(Stored items)
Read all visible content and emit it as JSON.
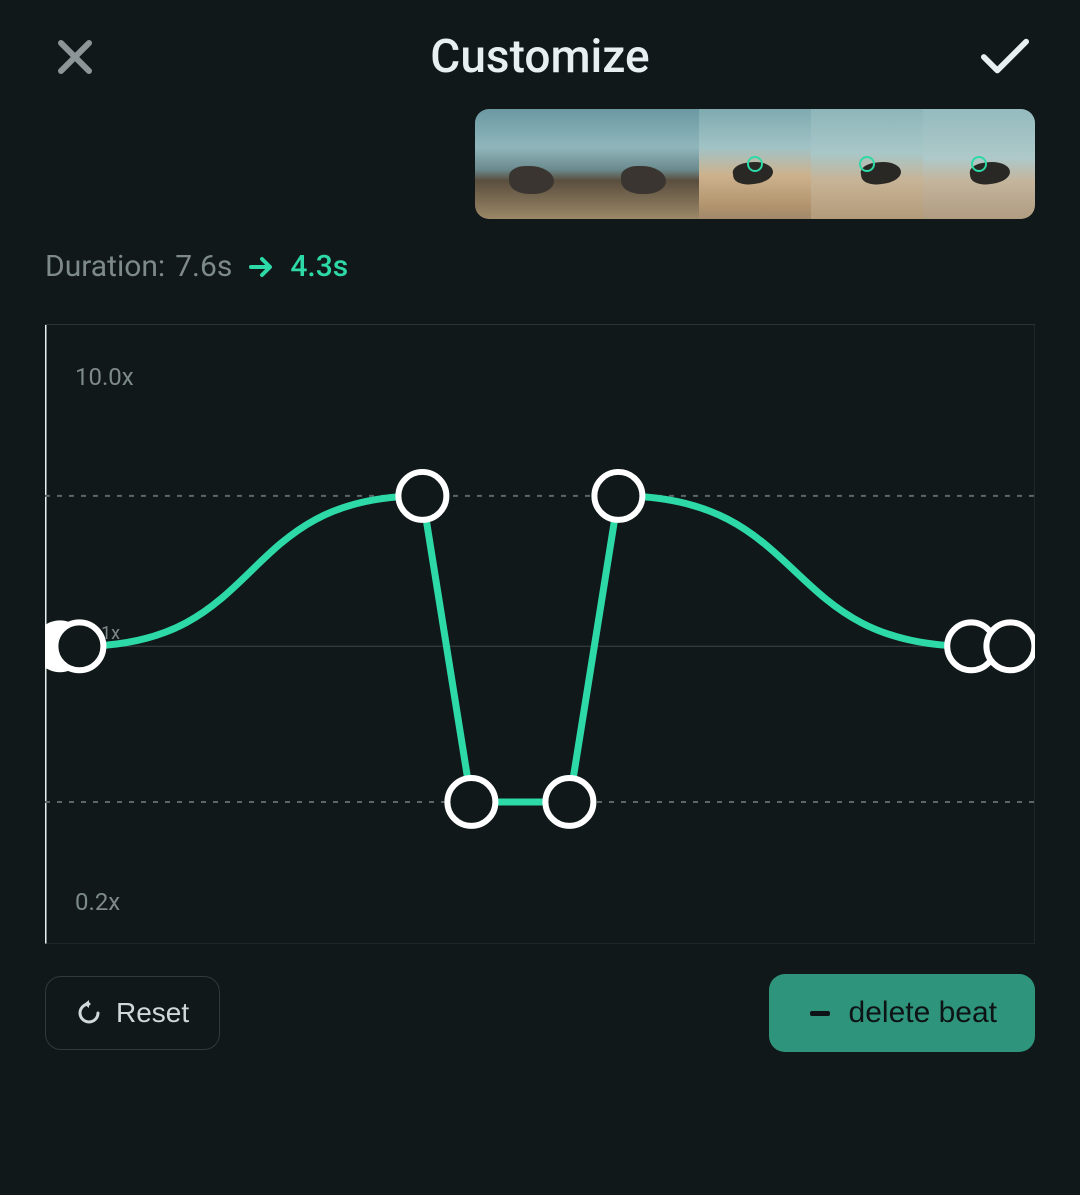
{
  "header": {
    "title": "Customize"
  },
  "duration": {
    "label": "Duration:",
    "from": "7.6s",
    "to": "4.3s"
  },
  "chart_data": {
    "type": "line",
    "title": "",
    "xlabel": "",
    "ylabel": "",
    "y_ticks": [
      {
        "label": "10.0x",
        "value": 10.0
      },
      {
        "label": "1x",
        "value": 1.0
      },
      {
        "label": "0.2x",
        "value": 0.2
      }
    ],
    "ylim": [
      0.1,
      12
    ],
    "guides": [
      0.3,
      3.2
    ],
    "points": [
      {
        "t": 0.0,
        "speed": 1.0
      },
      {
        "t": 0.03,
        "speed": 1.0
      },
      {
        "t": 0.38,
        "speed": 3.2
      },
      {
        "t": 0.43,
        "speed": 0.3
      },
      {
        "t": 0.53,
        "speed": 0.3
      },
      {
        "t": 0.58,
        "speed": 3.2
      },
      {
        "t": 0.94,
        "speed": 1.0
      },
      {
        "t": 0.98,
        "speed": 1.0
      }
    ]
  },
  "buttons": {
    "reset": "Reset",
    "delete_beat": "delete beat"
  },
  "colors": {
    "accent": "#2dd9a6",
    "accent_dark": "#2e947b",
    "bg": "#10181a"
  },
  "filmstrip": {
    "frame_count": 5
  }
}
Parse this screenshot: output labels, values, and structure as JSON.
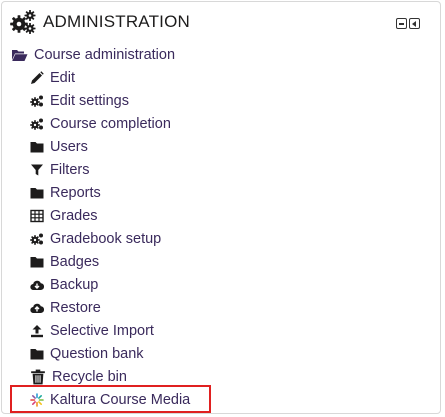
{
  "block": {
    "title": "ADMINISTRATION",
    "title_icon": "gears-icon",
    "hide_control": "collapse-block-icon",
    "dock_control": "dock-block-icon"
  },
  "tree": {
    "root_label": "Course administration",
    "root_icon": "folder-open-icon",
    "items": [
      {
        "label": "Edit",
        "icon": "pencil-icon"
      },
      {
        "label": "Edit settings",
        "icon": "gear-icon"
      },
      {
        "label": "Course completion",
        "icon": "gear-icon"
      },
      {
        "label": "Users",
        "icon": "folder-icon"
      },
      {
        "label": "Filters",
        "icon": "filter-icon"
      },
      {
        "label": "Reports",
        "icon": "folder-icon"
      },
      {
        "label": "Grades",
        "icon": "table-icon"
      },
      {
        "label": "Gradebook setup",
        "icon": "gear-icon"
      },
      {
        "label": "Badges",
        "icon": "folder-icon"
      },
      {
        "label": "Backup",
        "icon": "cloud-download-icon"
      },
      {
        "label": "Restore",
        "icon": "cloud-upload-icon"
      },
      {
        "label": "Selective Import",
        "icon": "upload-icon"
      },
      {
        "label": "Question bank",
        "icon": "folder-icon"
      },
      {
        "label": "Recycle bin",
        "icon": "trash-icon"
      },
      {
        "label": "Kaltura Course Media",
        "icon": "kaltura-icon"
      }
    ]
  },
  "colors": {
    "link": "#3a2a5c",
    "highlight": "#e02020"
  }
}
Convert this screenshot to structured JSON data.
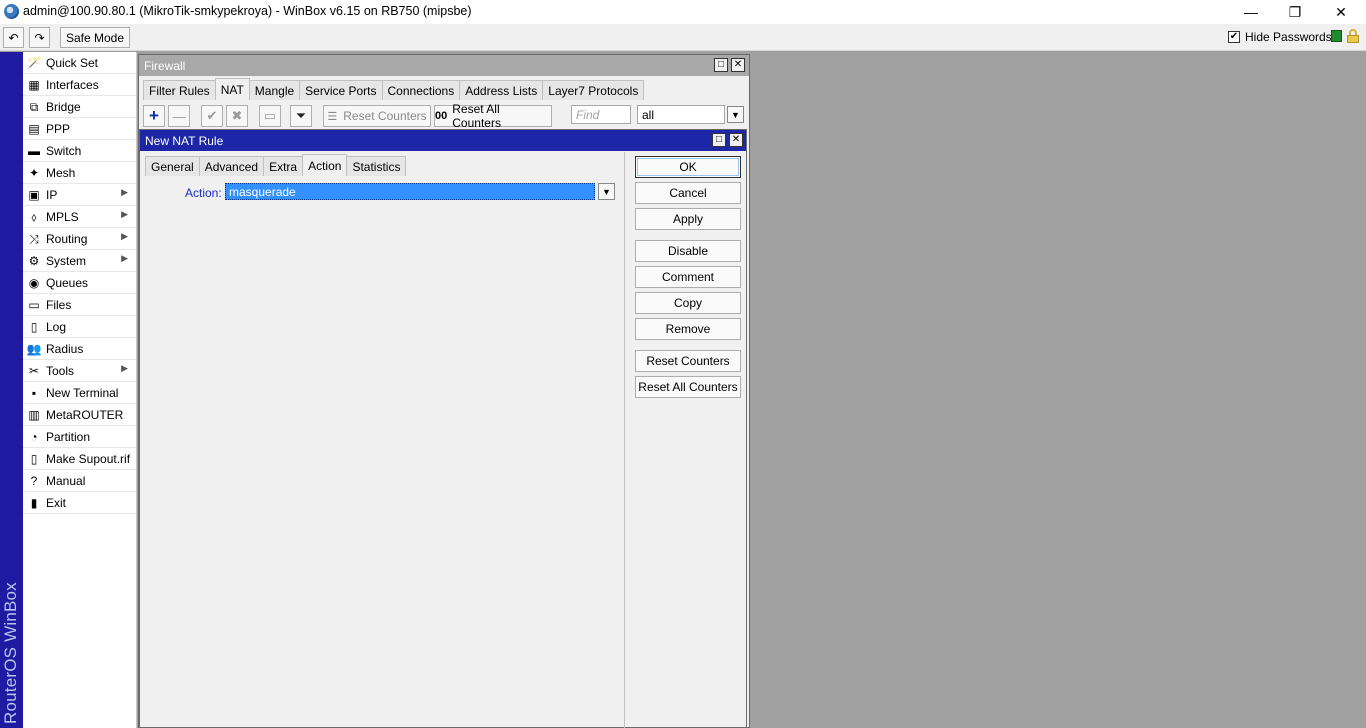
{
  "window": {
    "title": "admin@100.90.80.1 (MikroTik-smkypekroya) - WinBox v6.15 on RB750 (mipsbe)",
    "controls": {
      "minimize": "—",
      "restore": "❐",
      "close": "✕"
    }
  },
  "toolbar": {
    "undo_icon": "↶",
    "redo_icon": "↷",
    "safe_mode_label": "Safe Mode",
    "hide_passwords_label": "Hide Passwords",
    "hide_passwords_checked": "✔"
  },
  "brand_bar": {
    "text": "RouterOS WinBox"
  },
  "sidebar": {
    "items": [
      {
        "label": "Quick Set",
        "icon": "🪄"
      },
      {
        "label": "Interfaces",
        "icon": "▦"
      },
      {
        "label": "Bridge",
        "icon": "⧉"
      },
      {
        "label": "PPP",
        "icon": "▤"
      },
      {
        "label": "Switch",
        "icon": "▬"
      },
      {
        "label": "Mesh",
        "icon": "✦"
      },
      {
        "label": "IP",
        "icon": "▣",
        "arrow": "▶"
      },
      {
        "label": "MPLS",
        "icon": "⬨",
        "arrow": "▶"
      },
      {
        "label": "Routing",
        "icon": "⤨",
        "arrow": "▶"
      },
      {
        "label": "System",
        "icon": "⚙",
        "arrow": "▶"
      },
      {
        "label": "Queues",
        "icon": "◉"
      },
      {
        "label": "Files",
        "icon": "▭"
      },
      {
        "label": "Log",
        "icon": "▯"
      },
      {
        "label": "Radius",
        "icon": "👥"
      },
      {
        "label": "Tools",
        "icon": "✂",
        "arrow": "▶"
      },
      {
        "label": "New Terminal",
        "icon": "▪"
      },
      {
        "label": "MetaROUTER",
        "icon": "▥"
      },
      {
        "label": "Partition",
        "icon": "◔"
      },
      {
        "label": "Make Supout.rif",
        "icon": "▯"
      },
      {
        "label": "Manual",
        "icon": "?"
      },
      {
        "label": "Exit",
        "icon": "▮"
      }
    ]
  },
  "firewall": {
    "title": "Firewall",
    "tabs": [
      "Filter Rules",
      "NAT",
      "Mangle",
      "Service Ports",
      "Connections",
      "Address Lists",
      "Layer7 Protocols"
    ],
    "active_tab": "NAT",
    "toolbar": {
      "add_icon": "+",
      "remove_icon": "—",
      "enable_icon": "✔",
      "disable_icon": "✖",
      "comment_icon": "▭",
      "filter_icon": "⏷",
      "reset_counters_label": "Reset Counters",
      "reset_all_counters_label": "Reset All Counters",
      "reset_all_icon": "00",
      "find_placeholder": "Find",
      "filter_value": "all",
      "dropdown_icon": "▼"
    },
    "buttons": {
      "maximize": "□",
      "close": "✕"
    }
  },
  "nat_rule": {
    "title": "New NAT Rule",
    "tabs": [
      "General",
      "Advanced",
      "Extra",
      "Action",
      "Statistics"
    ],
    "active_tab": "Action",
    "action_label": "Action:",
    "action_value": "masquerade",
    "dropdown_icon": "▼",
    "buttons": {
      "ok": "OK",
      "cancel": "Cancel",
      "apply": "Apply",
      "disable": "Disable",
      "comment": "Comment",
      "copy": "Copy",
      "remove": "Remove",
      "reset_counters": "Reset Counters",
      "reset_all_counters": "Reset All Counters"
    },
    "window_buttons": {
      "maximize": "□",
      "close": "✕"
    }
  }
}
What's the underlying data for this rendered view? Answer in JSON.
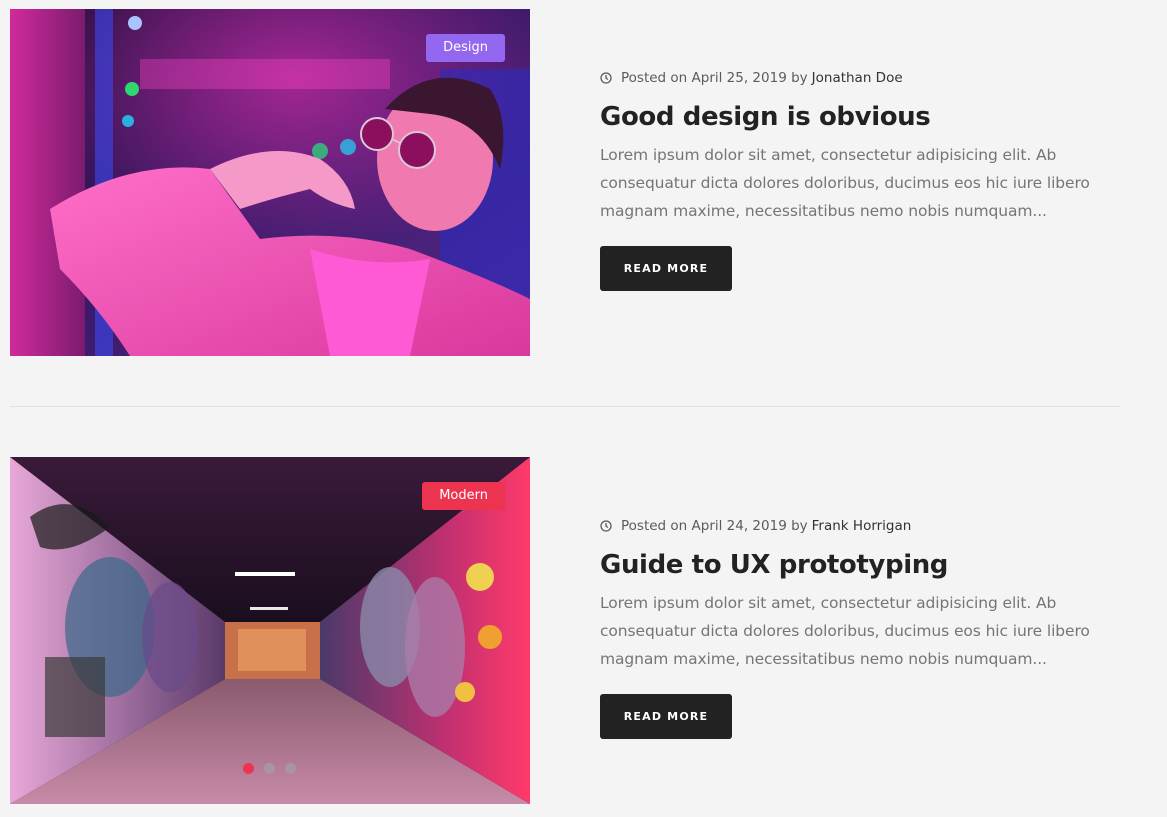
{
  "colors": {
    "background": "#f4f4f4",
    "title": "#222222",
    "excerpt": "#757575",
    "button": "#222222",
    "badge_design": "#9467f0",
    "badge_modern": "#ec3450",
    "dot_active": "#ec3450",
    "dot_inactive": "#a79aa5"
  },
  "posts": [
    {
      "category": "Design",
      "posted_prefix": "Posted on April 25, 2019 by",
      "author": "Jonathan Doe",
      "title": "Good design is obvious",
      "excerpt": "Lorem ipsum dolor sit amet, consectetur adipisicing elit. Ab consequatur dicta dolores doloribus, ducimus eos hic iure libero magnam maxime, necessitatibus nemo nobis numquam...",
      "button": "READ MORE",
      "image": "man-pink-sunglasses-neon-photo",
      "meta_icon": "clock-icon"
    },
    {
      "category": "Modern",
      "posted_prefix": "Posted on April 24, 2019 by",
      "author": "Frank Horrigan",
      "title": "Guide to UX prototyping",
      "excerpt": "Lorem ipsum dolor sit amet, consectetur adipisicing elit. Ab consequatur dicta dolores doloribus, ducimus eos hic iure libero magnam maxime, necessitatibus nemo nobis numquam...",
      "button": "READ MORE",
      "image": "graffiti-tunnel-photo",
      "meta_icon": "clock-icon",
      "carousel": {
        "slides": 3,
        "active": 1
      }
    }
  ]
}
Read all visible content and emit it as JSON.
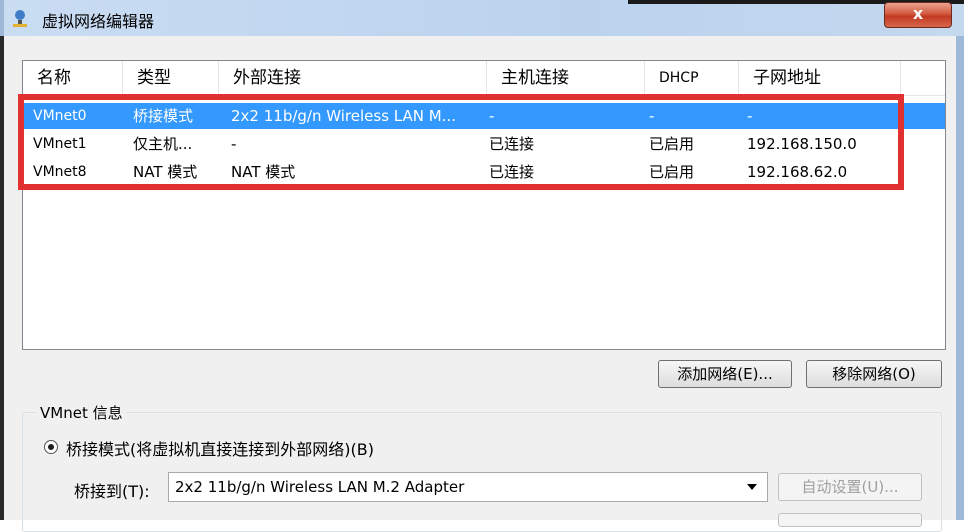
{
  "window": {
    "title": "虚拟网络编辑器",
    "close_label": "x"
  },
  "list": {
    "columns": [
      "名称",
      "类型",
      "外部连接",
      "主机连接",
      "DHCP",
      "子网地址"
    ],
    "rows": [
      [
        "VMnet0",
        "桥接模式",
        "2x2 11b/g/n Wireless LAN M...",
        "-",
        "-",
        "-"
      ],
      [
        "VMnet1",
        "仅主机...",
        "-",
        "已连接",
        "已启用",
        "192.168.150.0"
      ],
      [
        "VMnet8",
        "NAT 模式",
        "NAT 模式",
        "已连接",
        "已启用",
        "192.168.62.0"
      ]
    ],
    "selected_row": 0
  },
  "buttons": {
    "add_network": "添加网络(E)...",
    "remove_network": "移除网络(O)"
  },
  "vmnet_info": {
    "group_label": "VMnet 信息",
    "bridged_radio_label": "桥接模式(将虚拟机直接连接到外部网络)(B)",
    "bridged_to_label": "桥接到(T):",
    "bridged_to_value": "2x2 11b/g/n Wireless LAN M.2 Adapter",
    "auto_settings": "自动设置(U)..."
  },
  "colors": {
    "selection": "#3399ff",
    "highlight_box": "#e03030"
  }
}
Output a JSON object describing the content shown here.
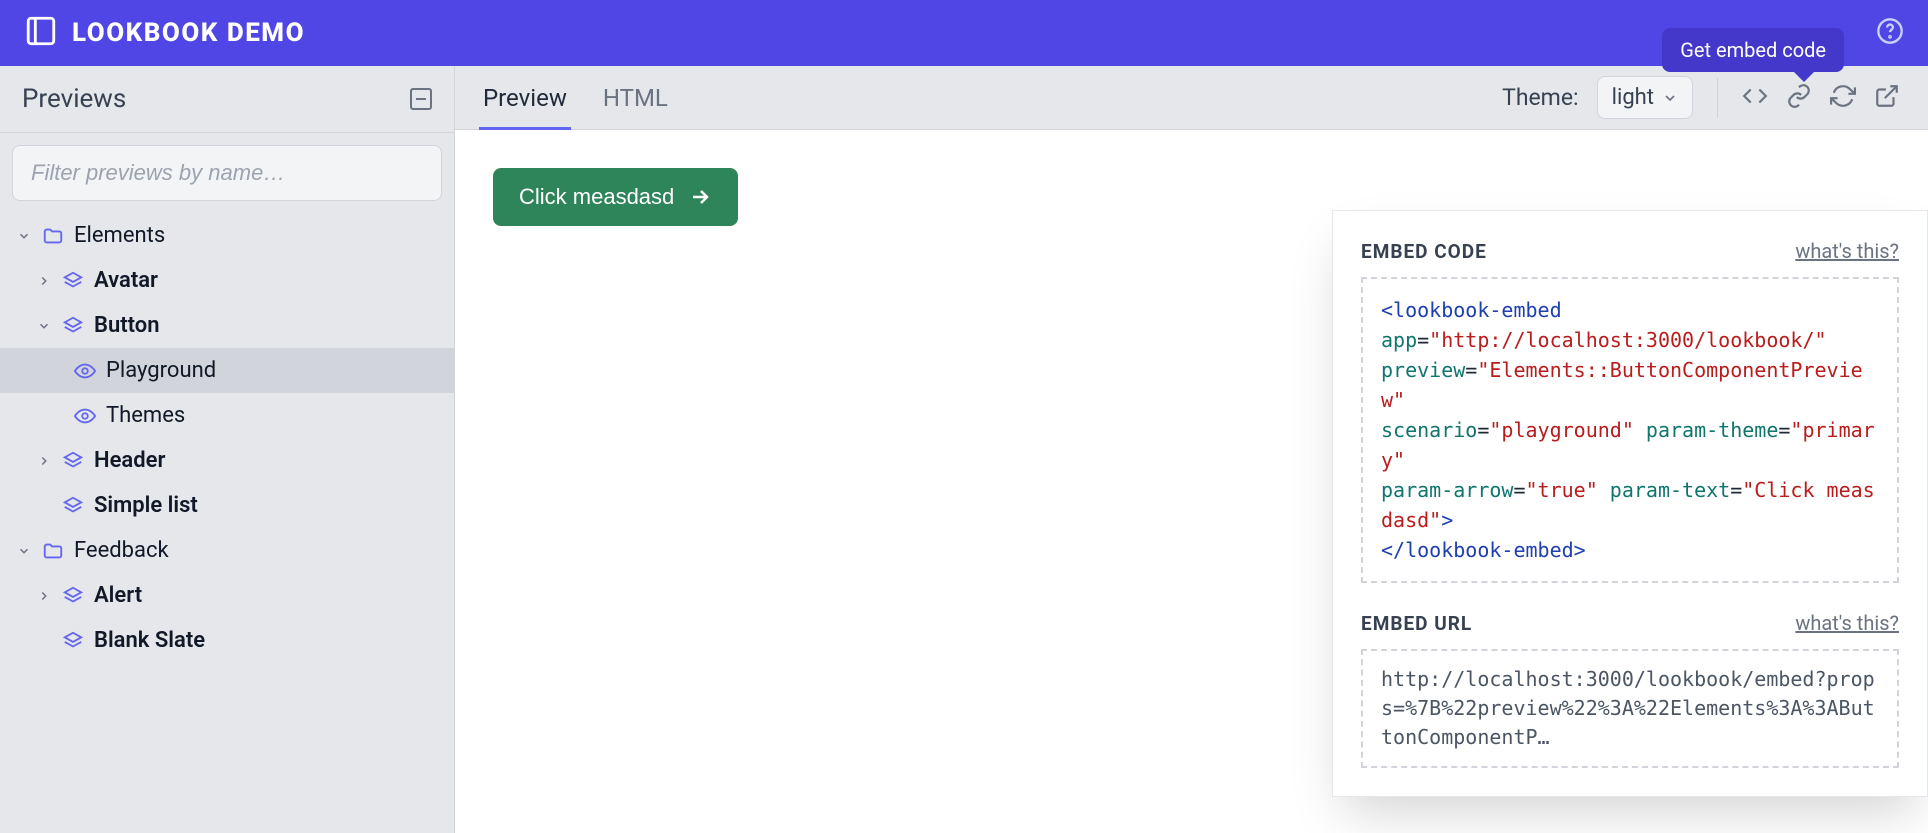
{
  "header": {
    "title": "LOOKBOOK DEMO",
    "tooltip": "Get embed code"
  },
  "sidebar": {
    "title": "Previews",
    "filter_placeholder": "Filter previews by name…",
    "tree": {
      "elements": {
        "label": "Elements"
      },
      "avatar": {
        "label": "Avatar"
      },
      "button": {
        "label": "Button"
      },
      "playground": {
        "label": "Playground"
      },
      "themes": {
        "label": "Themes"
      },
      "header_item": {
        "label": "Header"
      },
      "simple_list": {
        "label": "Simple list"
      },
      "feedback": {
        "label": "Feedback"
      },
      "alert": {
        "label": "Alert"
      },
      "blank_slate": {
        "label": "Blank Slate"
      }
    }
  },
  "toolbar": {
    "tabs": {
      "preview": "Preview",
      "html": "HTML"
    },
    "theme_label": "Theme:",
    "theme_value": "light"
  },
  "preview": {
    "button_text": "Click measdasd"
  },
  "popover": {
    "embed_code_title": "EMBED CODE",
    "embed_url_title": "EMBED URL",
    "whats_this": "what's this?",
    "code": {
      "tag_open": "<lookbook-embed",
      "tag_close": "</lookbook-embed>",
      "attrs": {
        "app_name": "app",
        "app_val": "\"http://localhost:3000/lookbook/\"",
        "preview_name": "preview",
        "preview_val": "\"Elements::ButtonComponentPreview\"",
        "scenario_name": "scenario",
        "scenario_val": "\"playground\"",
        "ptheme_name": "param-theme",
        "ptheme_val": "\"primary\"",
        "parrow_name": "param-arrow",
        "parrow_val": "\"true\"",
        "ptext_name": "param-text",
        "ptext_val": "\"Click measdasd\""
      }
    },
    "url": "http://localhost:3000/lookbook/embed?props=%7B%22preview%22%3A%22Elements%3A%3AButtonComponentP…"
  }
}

- To do
The line that contains "Output a JSON" begins the part to retype, and the last line of the records above ends it. Retype both and everything between, exactly, without the pictures.

- Response to this exercise
Output a JSON object describing the content shown here.
{
  "header": {
    "title": "LOOKBOOK DEMO",
    "tooltip": "Get embed code"
  },
  "sidebar": {
    "title": "Previews",
    "filter_placeholder": "Filter previews by name…",
    "tree": {
      "elements": {
        "label": "Elements"
      },
      "avatar": {
        "label": "Avatar"
      },
      "button": {
        "label": "Button"
      },
      "playground": {
        "label": "Playground"
      },
      "themes": {
        "label": "Themes"
      },
      "header_item": {
        "label": "Header"
      },
      "simple_list": {
        "label": "Simple list"
      },
      "feedback": {
        "label": "Feedback"
      },
      "alert": {
        "label": "Alert"
      },
      "blank_slate": {
        "label": "Blank Slate"
      }
    }
  },
  "toolbar": {
    "tabs": {
      "preview": "Preview",
      "html": "HTML"
    },
    "theme_label": "Theme:",
    "theme_value": "light"
  },
  "preview": {
    "button_text": "Click measdasd"
  },
  "popover": {
    "embed_code_title": "EMBED CODE",
    "embed_url_title": "EMBED URL",
    "whats_this": "what's this?",
    "code": {
      "tag_open": "<lookbook-embed",
      "tag_close": "</lookbook-embed>",
      "attrs": {
        "app_name": "app",
        "app_val": "\"http://localhost:3000/lookbook/\"",
        "preview_name": "preview",
        "preview_val": "\"Elements::ButtonComponentPreview\"",
        "scenario_name": "scenario",
        "scenario_val": "\"playground\"",
        "ptheme_name": "param-theme",
        "ptheme_val": "\"primary\"",
        "parrow_name": "param-arrow",
        "parrow_val": "\"true\"",
        "ptext_name": "param-text",
        "ptext_val": "\"Click measdasd\""
      }
    },
    "url": "http://localhost:3000/lookbook/embed?props=%7B%22preview%22%3A%22Elements%3A%3AButtonComponentP…"
  }
}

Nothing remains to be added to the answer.